Extracted entries:
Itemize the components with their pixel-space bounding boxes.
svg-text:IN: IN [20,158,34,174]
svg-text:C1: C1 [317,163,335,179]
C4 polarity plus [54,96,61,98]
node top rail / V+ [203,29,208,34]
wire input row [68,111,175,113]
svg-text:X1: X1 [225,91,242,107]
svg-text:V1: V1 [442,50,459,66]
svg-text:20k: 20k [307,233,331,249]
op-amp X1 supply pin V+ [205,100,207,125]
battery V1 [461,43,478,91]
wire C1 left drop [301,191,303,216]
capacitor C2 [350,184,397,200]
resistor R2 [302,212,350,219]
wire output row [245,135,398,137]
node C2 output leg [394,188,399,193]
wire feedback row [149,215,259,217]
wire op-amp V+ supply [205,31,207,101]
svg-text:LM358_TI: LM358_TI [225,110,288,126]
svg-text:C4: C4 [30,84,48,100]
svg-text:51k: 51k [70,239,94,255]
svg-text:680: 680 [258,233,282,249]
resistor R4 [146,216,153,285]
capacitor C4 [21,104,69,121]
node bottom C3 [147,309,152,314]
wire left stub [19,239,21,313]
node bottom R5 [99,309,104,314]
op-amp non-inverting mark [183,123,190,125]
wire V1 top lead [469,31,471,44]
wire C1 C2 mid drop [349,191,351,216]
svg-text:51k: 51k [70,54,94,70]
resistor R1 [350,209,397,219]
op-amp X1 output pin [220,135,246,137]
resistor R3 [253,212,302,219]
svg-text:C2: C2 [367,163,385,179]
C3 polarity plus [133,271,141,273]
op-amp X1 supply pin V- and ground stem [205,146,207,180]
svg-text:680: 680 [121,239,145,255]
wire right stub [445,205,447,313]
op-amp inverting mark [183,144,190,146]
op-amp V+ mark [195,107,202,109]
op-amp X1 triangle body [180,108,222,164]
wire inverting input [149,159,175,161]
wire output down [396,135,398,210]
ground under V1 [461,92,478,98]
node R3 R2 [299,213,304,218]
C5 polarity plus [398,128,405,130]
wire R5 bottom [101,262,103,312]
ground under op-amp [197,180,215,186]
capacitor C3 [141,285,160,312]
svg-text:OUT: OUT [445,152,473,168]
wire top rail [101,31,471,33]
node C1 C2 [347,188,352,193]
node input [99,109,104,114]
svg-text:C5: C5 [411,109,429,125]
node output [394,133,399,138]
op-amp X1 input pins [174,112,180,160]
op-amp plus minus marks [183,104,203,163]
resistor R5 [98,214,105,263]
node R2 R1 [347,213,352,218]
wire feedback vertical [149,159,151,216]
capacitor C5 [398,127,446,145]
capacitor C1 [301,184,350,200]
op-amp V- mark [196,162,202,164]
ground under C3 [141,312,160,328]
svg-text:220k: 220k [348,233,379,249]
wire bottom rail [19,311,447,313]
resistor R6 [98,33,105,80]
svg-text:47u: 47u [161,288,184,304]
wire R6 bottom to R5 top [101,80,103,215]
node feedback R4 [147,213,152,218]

What is expected:
Can you render the data as a Markdown table, from the first line through the line containing "node bottom C3 [147,309,152,314]", with columns Row and Entry, numbering each row and skipping blank lines?

Exercise result:
| Row | Entry |
|---|---|
| 1 | Itemize the components with their pixel-space bounding boxes. |
| 2 | svg-text:IN: IN [20,158,34,174] |
| 3 | svg-text:C1: C1 [317,163,335,179] |
| 4 | C4 polarity plus [54,96,61,98] |
| 5 | node top rail / V+ [203,29,208,34] |
| 6 | wire input row [68,111,175,113] |
| 7 | svg-text:X1: X1 [225,91,242,107] |
| 8 | svg-text:V1: V1 [442,50,459,66] |
| 9 | svg-text:20k: 20k [307,233,331,249] |
| 10 | op-amp X1 supply pin V+ [205,100,207,125] |
| 11 | battery V1 [461,43,478,91] |
| 12 | wire C1 left drop [301,191,303,216] |
| 13 | capacitor C2 [350,184,397,200] |
| 14 | resistor R2 [302,212,350,219] |
| 15 | wire output row [245,135,398,137] |
| 16 | node C2 output leg [394,188,399,193] |
| 17 | wire feedback row [149,215,259,217] |
| 18 | wire op-amp V+ supply [205,31,207,101] |
| 19 | svg-text:LM358_TI: LM358_TI [225,110,288,126] |
| 20 | svg-text:C4: C4 [30,84,48,100] |
| 21 | svg-text:51k: 51k [70,239,94,255] |
| 22 | svg-text:680: 680 [258,233,282,249] |
| 23 | resistor R4 [146,216,153,285] |
| 24 | capacitor C4 [21,104,69,121] |
| 25 | node bottom C3 [147,309,152,314] |